### Requirement
Quote all of the entries word for word.

(Dataset items)
┄┄┄┄┄┄
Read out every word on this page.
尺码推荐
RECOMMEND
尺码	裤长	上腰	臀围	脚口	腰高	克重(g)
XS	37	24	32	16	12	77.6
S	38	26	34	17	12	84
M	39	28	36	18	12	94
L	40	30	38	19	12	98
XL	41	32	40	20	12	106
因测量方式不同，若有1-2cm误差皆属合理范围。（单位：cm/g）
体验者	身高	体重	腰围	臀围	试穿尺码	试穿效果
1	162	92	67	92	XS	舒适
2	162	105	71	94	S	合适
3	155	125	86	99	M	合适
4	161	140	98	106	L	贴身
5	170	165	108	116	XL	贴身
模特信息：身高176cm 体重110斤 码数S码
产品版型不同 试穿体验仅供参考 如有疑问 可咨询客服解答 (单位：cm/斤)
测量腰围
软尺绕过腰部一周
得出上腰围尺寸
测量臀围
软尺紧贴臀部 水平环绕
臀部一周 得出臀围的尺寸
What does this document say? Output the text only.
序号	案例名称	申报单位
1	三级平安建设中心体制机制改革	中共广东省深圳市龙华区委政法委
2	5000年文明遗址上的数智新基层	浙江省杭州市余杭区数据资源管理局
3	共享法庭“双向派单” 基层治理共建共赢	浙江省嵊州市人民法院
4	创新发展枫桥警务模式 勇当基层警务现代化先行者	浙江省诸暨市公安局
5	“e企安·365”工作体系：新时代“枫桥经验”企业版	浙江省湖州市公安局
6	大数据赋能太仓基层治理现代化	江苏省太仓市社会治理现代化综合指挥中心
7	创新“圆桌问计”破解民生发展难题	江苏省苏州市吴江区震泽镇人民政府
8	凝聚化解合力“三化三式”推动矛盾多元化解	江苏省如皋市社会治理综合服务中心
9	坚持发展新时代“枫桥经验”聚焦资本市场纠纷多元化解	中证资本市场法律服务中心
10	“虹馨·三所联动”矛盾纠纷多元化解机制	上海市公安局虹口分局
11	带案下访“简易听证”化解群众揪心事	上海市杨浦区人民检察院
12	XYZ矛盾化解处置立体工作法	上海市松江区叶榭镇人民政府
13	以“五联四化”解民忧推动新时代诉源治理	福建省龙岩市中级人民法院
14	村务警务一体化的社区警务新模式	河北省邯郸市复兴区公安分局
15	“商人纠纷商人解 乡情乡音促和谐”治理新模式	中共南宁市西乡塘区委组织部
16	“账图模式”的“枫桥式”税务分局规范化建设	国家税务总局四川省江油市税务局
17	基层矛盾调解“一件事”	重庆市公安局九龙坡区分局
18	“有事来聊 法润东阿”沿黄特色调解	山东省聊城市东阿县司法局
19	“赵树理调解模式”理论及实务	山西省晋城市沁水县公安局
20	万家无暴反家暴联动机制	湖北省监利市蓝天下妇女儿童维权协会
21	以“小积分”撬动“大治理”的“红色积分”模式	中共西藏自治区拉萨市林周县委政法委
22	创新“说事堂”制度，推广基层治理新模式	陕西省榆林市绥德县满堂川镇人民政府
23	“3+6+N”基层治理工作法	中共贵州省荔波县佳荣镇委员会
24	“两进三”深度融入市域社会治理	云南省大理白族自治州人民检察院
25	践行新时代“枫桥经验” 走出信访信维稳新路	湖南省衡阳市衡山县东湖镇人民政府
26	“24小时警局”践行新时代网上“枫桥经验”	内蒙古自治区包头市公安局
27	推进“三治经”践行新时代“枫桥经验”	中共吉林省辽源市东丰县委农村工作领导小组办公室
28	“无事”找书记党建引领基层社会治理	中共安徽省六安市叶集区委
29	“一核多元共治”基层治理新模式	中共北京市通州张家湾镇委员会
┄┄┄┄┄┄
### Full answer
Read out every word on this page.
尺码推荐
RECOMMEND
尺码	裤长	上腰	臀围	脚口	腰高	克重(g)
XS	37	24	32	16	12	77.6
S	38	26	34	17	12	84
M	39	28	36	18	12	94
L	40	30	38	19	12	98
XL	41	32	40	20	12	106
因测量方式不同，若有1-2cm误差皆属合理范围。（单位：cm/g）
体验者	身高	体重	腰围	臀围	试穿尺码	试穿效果
1	162	92	67	92	XS	舒适
2	162	105	71	94	S	合适
3	155	125	86	99	M	合适
4	161	140	98	106	L	贴身
5	170	165	108	116	XL	贴身
模特信息：身高176cm 体重110斤 码数S码
产品版型不同 试穿体验仅供参考 如有疑问 可咨询客服解答 (单位：cm/斤)
测量腰围
软尺绕过腰部一周
得出上腰围尺寸
测量臀围
软尺紧贴臀部 水平环绕
臀部一周 得出臀围的尺寸
What does this document say? Output the text only.
序号	案例名称	申报单位
1	三级平安建设中心体制机制改革	中共广东省深圳市龙华区委政法委
2	5000年文明遗址上的数智新基层	浙江省杭州市余杭区数据资源管理局
3	共享法庭“双向派单” 基层治理共建共赢	浙江省嵊州市人民法院
4	创新发展枫桥警务模式 勇当基层警务现代化先行者	浙江省诸暨市公安局
5	“e企安·365”工作体系：新时代“枫桥经验”企业版	浙江省湖州市公安局
6	大数据赋能太仓基层治理现代化	江苏省太仓市社会治理现代化综合指挥中心
7	创新“圆桌问计”破解民生发展难题	江苏省苏州市吴江区震泽镇人民政府
8	凝聚化解合力“三化三式”推动矛盾多元化解	江苏省如皋市社会治理综合服务中心
9	坚持发展新时代“枫桥经验”聚焦资本市场纠纷多元化解	中证资本市场法律服务中心
10	“虹馨·三所联动”矛盾纠纷多元化解机制	上海市公安局虹口分局
11	带案下访“简易听证”化解群众揪心事	上海市杨浦区人民检察院
12	XYZ矛盾化解处置立体工作法	上海市松江区叶榭镇人民政府
13	以“五联四化”解民忧推动新时代诉源治理	福建省龙岩市中级人民法院
14	村务警务一体化的社区警务新模式	河北省邯郸市复兴区公安分局
15	“商人纠纷商人解 乡情乡音促和谐”治理新模式	中共南宁市西乡塘区委组织部
16	“账图模式”的“枫桥式”税务分局规范化建设	国家税务总局四川省江油市税务局
17	基层矛盾调解“一件事”	重庆市公安局九龙坡区分局
18	“有事来聊 法润东阿”沿黄特色调解	山东省聊城市东阿县司法局
19	“赵树理调解模式”理论及实务	山西省晋城市沁水县公安局
20	万家无暴反家暴联动机制	湖北省监利市蓝天下妇女儿童维权协会
21	以“小积分”撬动“大治理”的“红色积分”模式	中共西藏自治区拉萨市林周县委政法委
22	创新“说事堂”制度，推广基层治理新模式	陕西省榆林市绥德县满堂川镇人民政府
23	“3+6+N”基层治理工作法	中共贵州省荔波县佳荣镇委员会
24	“两进三”深度融入市域社会治理	云南省大理白族自治州人民检察院
25	践行新时代“枫桥经验” 走出信访信维稳新路	湖南省衡阳市衡山县东湖镇人民政府
26	“24小时警局”践行新时代网上“枫桥经验”	内蒙古自治区包头市公安局
27	推进“三治经”践行新时代“枫桥经验”	中共吉林省辽源市东丰县委农村工作领导小组办公室
28	“无事”找书记党建引领基层社会治理	中共安徽省六安市叶集区委
29	“一核多元共治”基层治理新模式	中共北京市通州张家湾镇委员会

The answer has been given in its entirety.